[Begin Dataset entries]

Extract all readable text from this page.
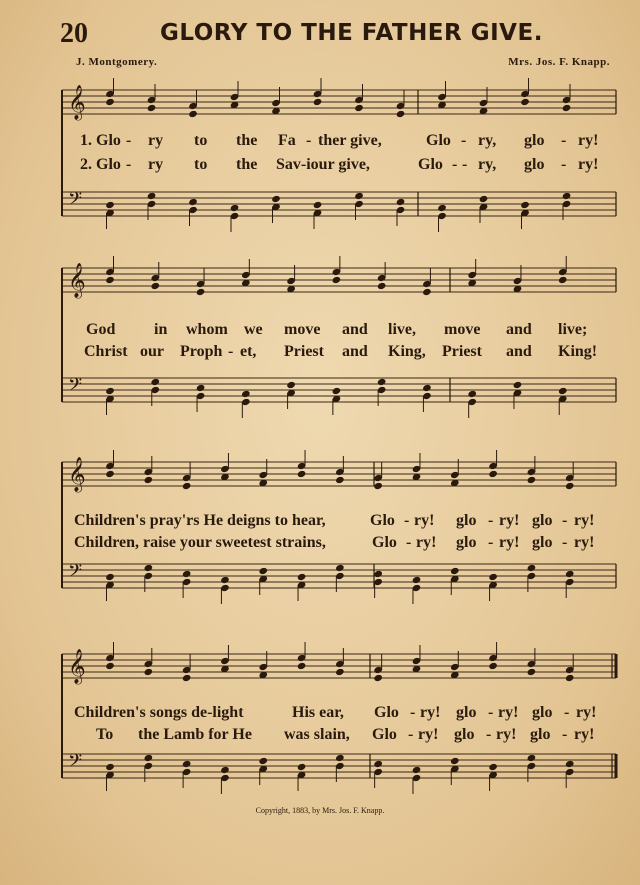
20	GLORY TO THE FATHER GIVE.
J. Montgomery.	Mrs. Jos. F. Knapp.
𝄞
𝄢
1. Glo - ry to the Fa - ther give,	Glo - ry, glo - ry!
2. Glo - ry to the Sav-iour give,	Glo - - ry, glo - ry!
𝄞
𝄢
God in whom we move and live, move and live;
Christ our Proph - et, Priest and King, Priest and King!
𝄞
𝄢
Children's pray'rs He deigns to hear,	Glo - ry! glo - ry! glo - ry!
Children, raise your sweetest strains,	Glo - ry! glo - ry! glo - ry!
𝄞
𝄢
Children's songs de-light	His ear, Glo - ry! glo - ry! glo - ry!
To the Lamb for He was slain, Glo - ry! glo - ry! glo - ry!
Copyright, 1883, by Mrs. Jos. F. Knapp.
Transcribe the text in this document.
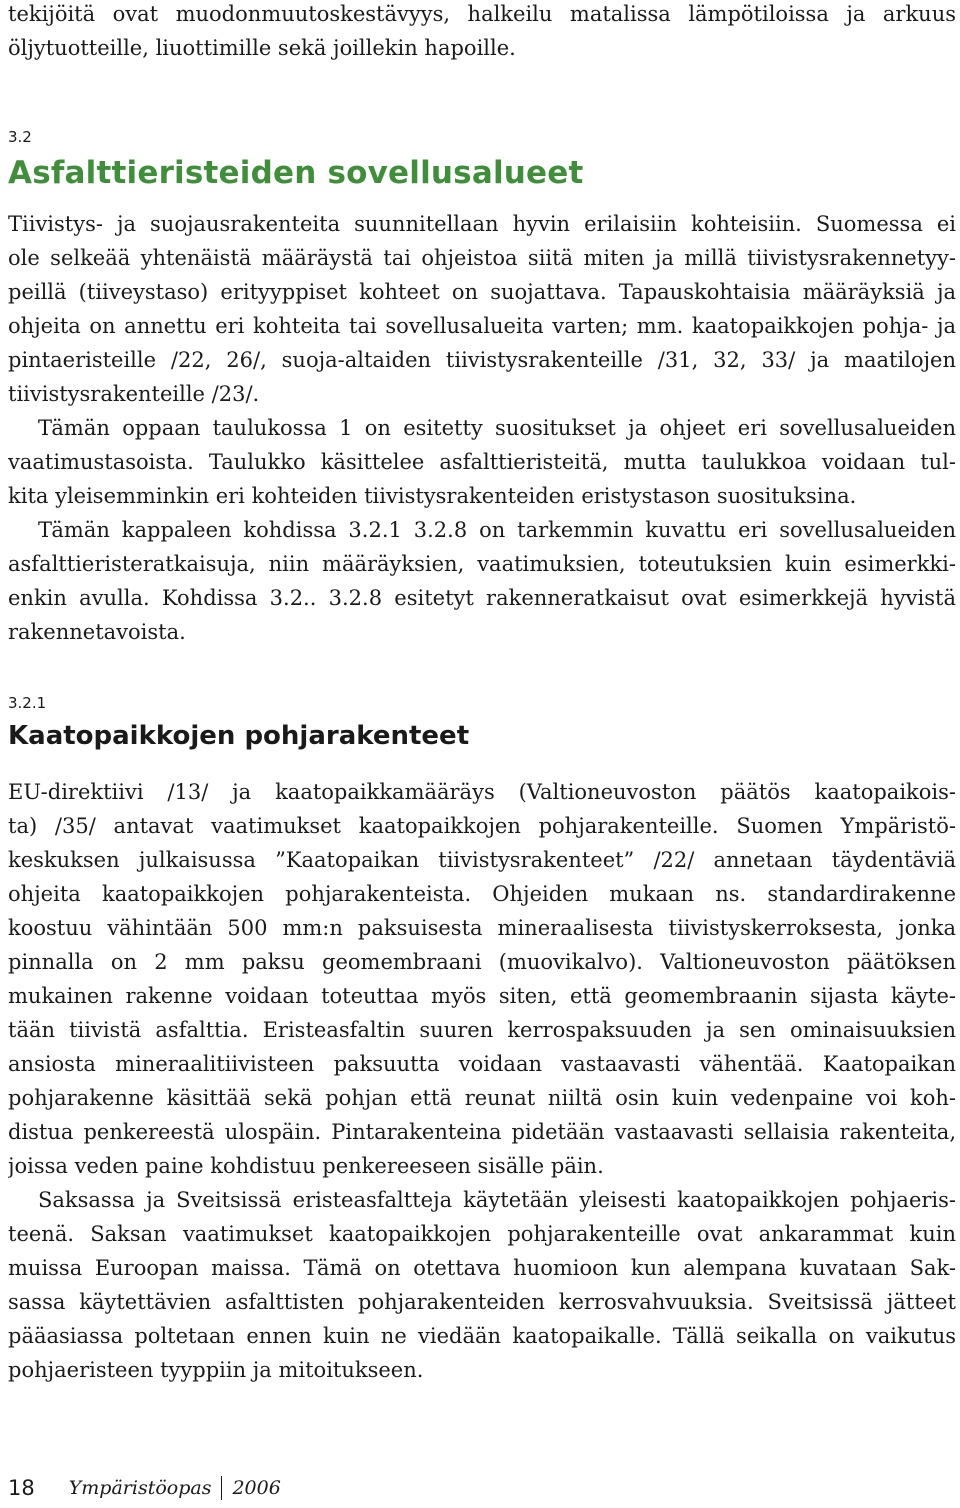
tekijöitä ovat muodonmuutoskestävyys, halkeilu matalissa lämpötiloissa ja arkuus

öljytuotteille, liuottimille sekä joillekin hapoille.

3.2

Asfalttieristeiden sovellusalueet

Tiivistys- ja suojausrakenteita suunnitellaan hyvin erilaisiin kohteisiin. Suomessa ei

ole selkeää yhtenäistä määräystä tai ohjeistoa siitä miten ja millä tiivistysrakennetyy-

peillä (tiiveystaso) erityyppiset kohteet on suojattava. Tapauskohtaisia määräyksiä ja

ohjeita on annettu eri kohteita tai sovellusalueita varten; mm. kaatopaikkojen pohja- ja

pintaeristeille /22, 26/, suoja-altaiden tiivistysrakenteille /31, 32, 33/ ja maatilojen

tiivistysrakenteille /23/.

Tämän oppaan taulukossa 1 on esitetty suositukset ja ohjeet eri sovellusalueiden

vaatimustasoista. Taulukko käsittelee asfalttieristeitä, mutta taulukkoa voidaan tul-

kita yleisemminkin eri kohteiden tiivistysrakenteiden eristystason suosituksina.

Tämän kappaleen kohdissa 3.2.1 3.2.8 on tarkemmin kuvattu eri sovellusalueiden

asfalttieristeratkaisuja, niin määräyksien, vaatimuksien, toteutuksien kuin esimerkki-

enkin avulla. Kohdissa 3.2.. 3.2.8 esitetyt rakenneratkaisut ovat esimerkkejä hyvistä

rakennetavoista.

3.2.1

Kaatopaikkojen pohjarakenteet

EU-direktiivi /13/ ja kaatopaikkamääräys (Valtioneuvoston päätös kaatopaikois-

ta) /35/ antavat vaatimukset kaatopaikkojen pohjarakenteille. Suomen Ympäristö-

keskuksen julkaisussa ”Kaatopaikan tiivistysrakenteet” /22/ annetaan täydentäviä

ohjeita kaatopaikkojen pohjarakenteista. Ohjeiden mukaan ns. standardirakenne

koostuu vähintään 500 mm:n paksuisesta mineraalisesta tiivistyskerroksesta, jonka

pinnalla on 2 mm paksu geomembraani (muovikalvo). Valtioneuvoston päätöksen

mukainen rakenne voidaan toteuttaa myös siten, että geomembraanin sijasta käyte-

tään tiivistä asfalttia. Eristeasfaltin suuren kerrospaksuuden ja sen ominaisuuksien

ansiosta mineraalitiivisteen paksuutta voidaan vastaavasti vähentää. Kaatopaikan

pohjarakenne käsittää sekä pohjan että reunat niiltä osin kuin vedenpaine voi koh-

distua penkereestä ulospäin. Pintarakenteina pidetään vastaavasti sellaisia rakenteita,

joissa veden paine kohdistuu penkereeseen sisälle päin.

Saksassa ja Sveitsissä eristeasfaltteja käytetään yleisesti kaatopaikkojen pohjaeris-

teenä. Saksan vaatimukset kaatopaikkojen pohjarakenteille ovat ankarammat kuin

muissa Euroopan maissa. Tämä on otettava huomioon kun alempana kuvataan Sak-

sassa käytettävien asfalttisten pohjarakenteiden kerrosvahvuuksia. Sveitsissä jätteet

pääasiassa poltetaan ennen kuin ne viedään kaatopaikalle. Tällä seikalla on vaikutus

pohjaeristeen tyyppiin ja mitoitukseen.

18 Ympäristöopas 2006
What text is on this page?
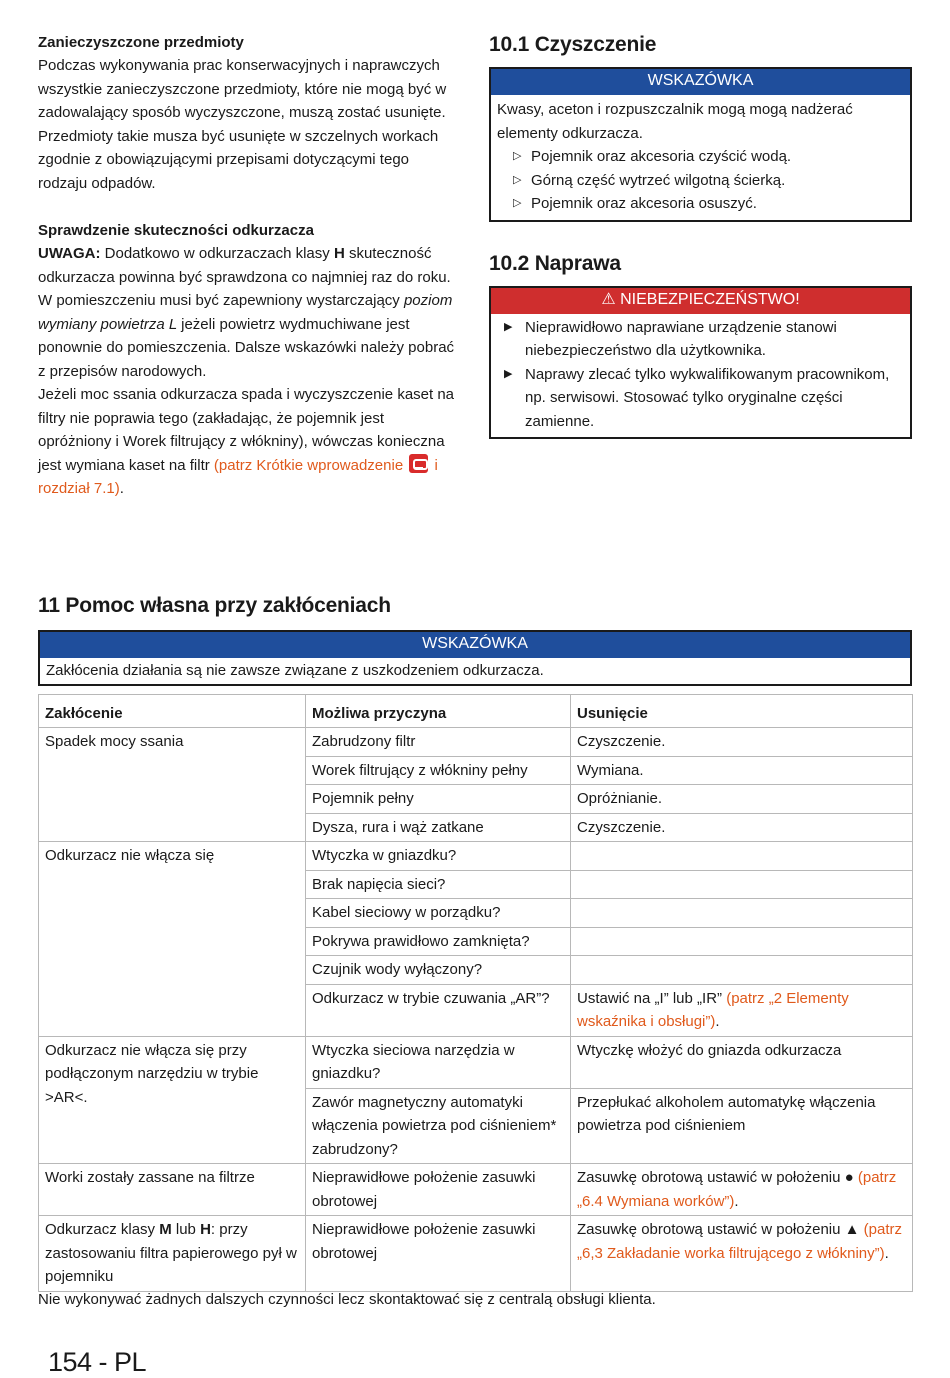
Zanieczyszczone przedmioty

Podczas wykonywania prac konserwacyjnych i naprawczych wszystkie zanieczyszczone przedmioty, które nie mogą być w zadowalający sposób wyczyszczone, muszą zostać usunięte. Przedmioty takie musza być usunięte w szczelnych workach zgodnie z obowiązującymi przepisami dotyczącymi tego rodzaju odpadów.

Sprawdzenie skuteczności odkurzacza

UWAGA: Dodatkowo w odkurzaczach klasy H skuteczność odkurzacza powinna być sprawdzona co najmniej raz do roku.

W pomieszczeniu musi być zapewniony wystarczający poziom wymiany powietrza L jeżeli powietrz wydmuchiwane jest ponownie do pomieszczenia. Dalsze wskazówki należy pobrać z przepisów narodowych.

Jeżeli moc ssania odkurzacza spada i wyczyszczenie kaset na filtry nie poprawia tego (zakładając, że pojemnik jest opróżniony i Worek filtrujący z włókniny), wówczas konieczna jest wymiana kaset na filtr (patrz Krótkie wprowadzenie  i rozdział 7.1).

10.1 Czyszczenie
WSKAZÓWKA

Kwasy, aceton i rozpuszczalnik mogą mogą nadżerać elementy odkurzacza.

▷ Pojemnik oraz akcesoria czyścić wodą.
▷ Górną część wytrzeć wilgotną ścierką.
▷ Pojemnik oraz akcesoria osuszyć.
10.2 Naprawa
⚠ NIEBEZPIECZEŃSTWO!
▶ Nieprawidłowo naprawiane urządzenie stanowi niebezpieczeństwo dla użytkownika.
▶ Naprawy zlecać tylko wykwalifikowanym pracownikom, np. serwisowi. Stosować tylko oryginalne części zamienne.
11 Pomoc własna przy zakłóceniach
WSKAZÓWKA

Zakłócenia działania są nie zawsze związane z uszkodzeniem odkurzacza.

Zakłócenie	Możliwa przyczyna	Usunięcie
Spadek mocy ssania	Zabrudzony filtr	Czyszczenie.
	Worek filtrujący z włókniny pełny	Wymiana.
	Pojemnik pełny	Opróżnianie.
	Dysza, rura i wąż zatkane	Czyszczenie.
Odkurzacz nie włącza się	Wtyczka w gniazdku?	
	Brak napięcia sieci?	
	Kabel sieciowy w porządku?	
	Pokrywa prawidłowo zamknięta?	
	Czujnik wody wyłączony?	
	Odkurzacz w trybie czuwania „AR”?	Ustawić na „I” lub „IR” (patrz „2 Elementy wskaźnika i obsługi”).
Odkurzacz nie włącza się przy podłączonym narzędziu w trybie >AR<.	Wtyczka sieciowa narzędzia w gniazdku?	Wtyczkę włożyć do gniazda odkurzacza
	Zawór magnetyczny automatyki włączenia powietrza pod ciśnieniem* zabrudzony?	Przepłukać alkoholem automatykę włączenia powietrza pod ciśnieniem
Worki zostały zassane na filtrze	Nieprawidłowe położenie zasuwki obrotowej	Zasuwkę obrotową ustawić w położeniu ● (patrz „6.4 Wymiana worków”).
Odkurzacz klasy M lub H: przy zastosowaniu filtra papierowego pył w pojemniku	Nieprawidłowe położenie zasuwki obrotowej	Zasuwkę obrotową ustawić w położeniu ▲ (patrz „6,3 Zakładanie worka filtrującego z włókniny”).

Nie wykonywać żadnych dalszych czynności lecz skontaktować się z centralą obsługi klienta.

154 - PL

[End Dataset entries]

Copy each line of the entries that includes the word "pełny".

Result of this exercise:
	Worek filtrujący z włókniny pełny	Wymiana.
	Pojemnik pełny	Opróżnianie.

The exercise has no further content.